**What is needed**. Each line that includes the word "purifier" counts once; give the total and nothing more.
## Begin Data
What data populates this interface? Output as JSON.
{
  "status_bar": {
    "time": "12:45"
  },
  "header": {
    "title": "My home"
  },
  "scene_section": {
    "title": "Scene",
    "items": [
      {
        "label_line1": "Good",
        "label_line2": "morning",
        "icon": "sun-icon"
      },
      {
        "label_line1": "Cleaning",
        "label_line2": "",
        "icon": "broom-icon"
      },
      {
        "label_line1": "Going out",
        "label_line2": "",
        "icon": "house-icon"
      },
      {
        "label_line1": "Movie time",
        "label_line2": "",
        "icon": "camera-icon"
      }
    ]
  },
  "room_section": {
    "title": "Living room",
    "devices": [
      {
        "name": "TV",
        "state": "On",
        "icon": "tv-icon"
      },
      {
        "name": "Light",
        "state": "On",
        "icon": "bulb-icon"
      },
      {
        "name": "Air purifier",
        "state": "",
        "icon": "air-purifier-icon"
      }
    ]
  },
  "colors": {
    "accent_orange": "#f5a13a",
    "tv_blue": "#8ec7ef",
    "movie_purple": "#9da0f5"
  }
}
## End Data
**Complete answer**. 2